### REQUIREMENT:
Emit a verbatim copy of the lines running from the line with "What's the underlying" through the end of the material below.

### AVAILABLE RECORDS:
------------

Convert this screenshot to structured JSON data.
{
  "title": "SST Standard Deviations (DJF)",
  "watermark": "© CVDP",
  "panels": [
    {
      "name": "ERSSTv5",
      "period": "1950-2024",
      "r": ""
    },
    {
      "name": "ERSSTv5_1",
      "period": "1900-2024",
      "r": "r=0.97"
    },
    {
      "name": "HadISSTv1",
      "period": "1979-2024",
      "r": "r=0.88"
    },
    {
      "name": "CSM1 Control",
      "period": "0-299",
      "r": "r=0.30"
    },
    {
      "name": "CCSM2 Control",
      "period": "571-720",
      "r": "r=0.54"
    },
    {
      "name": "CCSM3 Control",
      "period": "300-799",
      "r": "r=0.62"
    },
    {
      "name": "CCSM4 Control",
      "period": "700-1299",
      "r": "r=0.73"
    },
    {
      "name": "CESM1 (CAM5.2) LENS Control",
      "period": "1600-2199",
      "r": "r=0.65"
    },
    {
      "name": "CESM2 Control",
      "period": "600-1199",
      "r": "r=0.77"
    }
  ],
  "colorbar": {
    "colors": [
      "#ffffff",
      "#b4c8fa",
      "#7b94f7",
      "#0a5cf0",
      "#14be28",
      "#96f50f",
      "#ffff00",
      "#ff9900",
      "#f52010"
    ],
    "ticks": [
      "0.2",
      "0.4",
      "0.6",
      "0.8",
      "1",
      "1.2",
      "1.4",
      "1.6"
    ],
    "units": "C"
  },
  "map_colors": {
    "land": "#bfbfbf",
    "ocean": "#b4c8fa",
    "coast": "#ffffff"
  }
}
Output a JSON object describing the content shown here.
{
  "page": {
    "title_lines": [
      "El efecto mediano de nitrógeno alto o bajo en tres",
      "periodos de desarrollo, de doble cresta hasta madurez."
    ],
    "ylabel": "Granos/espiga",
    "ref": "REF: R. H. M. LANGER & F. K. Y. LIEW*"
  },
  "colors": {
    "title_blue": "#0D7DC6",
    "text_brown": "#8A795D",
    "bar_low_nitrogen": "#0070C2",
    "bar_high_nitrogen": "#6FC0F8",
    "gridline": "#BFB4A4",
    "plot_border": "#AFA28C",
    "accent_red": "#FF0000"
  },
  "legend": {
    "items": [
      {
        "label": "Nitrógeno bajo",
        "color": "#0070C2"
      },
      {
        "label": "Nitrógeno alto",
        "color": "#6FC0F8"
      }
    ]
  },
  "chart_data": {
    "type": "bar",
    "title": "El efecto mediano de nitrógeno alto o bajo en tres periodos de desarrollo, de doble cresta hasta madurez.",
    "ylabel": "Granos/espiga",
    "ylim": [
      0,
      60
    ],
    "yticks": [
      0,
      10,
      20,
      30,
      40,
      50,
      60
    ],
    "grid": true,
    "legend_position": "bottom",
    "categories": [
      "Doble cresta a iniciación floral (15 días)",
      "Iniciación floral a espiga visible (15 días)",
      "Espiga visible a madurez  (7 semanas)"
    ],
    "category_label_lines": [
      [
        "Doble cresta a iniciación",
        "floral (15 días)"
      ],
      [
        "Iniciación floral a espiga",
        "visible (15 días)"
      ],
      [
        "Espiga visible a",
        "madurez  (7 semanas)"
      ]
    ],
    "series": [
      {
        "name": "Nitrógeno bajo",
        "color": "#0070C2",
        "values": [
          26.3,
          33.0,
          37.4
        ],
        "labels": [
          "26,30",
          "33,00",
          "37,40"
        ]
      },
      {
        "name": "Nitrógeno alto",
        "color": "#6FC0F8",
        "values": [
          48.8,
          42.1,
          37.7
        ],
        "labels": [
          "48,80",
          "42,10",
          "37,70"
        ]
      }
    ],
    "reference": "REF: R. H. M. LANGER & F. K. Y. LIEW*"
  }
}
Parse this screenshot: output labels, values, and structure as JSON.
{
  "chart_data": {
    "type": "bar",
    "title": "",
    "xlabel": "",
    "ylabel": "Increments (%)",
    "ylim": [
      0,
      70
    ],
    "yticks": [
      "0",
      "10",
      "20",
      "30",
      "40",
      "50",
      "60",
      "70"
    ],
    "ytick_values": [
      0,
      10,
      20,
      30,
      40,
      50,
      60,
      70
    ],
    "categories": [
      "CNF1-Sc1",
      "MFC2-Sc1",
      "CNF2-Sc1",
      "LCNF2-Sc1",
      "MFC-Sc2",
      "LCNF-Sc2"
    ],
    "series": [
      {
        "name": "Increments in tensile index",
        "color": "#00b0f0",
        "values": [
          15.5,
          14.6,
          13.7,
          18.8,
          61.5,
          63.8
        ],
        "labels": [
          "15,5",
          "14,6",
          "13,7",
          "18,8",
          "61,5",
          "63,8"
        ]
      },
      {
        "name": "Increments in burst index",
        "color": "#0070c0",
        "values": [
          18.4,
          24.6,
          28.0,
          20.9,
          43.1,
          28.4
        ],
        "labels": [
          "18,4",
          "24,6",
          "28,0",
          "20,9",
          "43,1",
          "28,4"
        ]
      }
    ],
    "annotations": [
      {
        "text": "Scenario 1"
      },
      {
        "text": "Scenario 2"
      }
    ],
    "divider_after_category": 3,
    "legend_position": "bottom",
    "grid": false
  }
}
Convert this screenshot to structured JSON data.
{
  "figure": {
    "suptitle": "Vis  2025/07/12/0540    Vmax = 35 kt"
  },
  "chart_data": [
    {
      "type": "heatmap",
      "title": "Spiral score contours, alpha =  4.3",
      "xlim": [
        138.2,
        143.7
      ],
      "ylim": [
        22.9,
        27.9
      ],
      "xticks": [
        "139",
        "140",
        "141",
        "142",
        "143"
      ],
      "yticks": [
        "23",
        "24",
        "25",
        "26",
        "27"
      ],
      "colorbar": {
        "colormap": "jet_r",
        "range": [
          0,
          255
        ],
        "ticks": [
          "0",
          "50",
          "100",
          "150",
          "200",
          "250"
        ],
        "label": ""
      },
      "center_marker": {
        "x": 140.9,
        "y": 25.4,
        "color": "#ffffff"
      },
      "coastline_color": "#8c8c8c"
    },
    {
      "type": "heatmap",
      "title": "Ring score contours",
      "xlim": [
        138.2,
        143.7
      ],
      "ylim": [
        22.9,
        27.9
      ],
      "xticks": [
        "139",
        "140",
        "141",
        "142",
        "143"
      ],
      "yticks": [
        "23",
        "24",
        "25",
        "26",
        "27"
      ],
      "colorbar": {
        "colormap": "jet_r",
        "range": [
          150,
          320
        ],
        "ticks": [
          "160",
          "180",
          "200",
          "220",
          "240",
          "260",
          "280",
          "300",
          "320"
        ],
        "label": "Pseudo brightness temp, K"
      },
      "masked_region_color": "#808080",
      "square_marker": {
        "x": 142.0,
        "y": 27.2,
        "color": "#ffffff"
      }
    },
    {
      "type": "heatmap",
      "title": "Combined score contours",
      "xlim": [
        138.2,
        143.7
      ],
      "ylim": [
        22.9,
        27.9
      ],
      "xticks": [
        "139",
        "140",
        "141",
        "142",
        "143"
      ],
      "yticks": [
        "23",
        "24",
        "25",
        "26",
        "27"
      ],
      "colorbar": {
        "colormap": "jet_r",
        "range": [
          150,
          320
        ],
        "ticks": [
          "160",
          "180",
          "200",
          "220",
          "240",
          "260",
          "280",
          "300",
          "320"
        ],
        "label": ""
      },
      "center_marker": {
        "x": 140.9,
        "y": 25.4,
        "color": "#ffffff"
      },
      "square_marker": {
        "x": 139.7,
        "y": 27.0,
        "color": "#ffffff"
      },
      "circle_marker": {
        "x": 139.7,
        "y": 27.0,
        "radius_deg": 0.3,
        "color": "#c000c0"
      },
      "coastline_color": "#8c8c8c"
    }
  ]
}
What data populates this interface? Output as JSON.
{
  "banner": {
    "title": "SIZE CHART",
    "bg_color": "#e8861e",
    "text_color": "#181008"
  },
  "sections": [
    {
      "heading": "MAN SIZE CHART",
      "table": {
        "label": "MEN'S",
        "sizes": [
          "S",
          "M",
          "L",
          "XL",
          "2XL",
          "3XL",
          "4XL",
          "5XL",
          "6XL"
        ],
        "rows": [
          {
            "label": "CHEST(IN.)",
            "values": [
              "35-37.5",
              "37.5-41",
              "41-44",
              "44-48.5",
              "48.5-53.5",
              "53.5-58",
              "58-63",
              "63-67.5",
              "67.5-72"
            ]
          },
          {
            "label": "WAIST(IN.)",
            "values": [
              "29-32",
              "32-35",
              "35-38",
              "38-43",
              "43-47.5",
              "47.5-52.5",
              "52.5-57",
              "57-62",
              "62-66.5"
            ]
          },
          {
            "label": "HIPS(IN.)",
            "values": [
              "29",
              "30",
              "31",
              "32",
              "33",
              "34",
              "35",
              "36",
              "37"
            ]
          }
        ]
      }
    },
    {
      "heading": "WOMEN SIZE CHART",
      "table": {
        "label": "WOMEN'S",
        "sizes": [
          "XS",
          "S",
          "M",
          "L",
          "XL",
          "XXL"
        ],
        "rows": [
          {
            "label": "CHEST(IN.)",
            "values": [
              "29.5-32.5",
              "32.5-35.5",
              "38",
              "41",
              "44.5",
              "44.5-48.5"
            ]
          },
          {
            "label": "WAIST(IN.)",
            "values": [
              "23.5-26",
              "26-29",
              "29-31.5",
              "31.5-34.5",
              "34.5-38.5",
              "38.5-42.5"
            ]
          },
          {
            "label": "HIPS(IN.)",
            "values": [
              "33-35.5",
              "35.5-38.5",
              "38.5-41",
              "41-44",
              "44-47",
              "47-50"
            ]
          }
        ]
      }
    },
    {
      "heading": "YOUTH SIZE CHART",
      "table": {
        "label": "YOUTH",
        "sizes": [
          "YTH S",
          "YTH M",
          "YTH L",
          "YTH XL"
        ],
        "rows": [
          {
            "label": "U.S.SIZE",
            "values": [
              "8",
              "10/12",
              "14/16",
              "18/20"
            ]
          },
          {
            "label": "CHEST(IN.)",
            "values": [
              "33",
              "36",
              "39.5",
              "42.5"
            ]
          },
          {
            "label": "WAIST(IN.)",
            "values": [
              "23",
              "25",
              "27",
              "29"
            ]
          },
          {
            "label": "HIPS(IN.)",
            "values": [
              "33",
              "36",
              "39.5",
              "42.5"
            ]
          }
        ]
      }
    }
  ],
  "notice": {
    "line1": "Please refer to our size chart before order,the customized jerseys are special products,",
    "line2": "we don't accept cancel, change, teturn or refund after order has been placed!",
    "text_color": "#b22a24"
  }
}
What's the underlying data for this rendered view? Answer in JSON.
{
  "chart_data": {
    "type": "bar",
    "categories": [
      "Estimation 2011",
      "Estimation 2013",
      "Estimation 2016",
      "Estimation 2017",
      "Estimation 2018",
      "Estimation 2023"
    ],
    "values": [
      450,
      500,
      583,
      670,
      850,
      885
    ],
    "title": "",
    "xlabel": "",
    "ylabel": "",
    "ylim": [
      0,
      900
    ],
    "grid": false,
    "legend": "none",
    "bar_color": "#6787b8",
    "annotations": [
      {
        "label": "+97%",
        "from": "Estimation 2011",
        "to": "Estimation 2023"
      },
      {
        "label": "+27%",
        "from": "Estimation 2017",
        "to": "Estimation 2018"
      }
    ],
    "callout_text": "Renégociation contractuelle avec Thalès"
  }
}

------------

### FINAL ANSWER:
What's the underlying data for this rendered view? Answer in JSON.
{
  "chart_data": {
    "type": "bar",
    "categories": [
      "Estimation 2011",
      "Estimation 2013",
      "Estimation 2016",
      "Estimation 2017",
      "Estimation 2018",
      "Estimation 2023"
    ],
    "values": [
      450,
      500,
      583,
      670,
      850,
      885
    ],
    "title": "",
    "xlabel": "",
    "ylabel": "",
    "ylim": [
      0,
      900
    ],
    "grid": false,
    "legend": "none",
    "bar_color": "#6787b8",
    "annotations": [
      {
        "label": "+97%",
        "from": "Estimation 2011",
        "to": "Estimation 2023"
      },
      {
        "label": "+27%",
        "from": "Estimation 2017",
        "to": "Estimation 2018"
      }
    ],
    "callout_text": "Renégociation contractuelle avec Thalès"
  }
}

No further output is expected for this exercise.